| TASK DETAILS |
What follows is a listing; restate every line of it word for word.

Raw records
--------

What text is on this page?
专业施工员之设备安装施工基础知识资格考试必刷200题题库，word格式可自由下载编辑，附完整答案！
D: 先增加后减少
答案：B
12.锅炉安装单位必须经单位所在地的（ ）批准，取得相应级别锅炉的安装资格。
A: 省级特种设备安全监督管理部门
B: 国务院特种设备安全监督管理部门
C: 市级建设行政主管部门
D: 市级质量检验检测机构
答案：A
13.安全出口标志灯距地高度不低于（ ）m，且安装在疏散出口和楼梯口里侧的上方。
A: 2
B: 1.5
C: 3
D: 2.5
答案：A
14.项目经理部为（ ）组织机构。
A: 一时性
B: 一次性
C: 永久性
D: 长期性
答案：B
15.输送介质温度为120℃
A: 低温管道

--------

| PROBLEM SOLUTION |
What text is on this page?
专业施工员之设备安装施工基础知识资格考试必刷200题题库，word格式可自由下载编辑，附完整答案！
D: 先增加后减少
答案：B
12.锅炉安装单位必须经单位所在地的（ ）批准，取得相应级别锅炉的安装资格。
A: 省级特种设备安全监督管理部门
B: 国务院特种设备安全监督管理部门
C: 市级建设行政主管部门
D: 市级质量检验检测机构
答案：A
13.安全出口标志灯距地高度不低于（ ）m，且安装在疏散出口和楼梯口里侧的上方。
A: 2
B: 1.5
C: 3
D: 2.5
答案：A
14.项目经理部为（ ）组织机构。
A: 一时性
B: 一次性
C: 永久性
D: 长期性
答案：B
15.输送介质温度为120℃
A: 低温管道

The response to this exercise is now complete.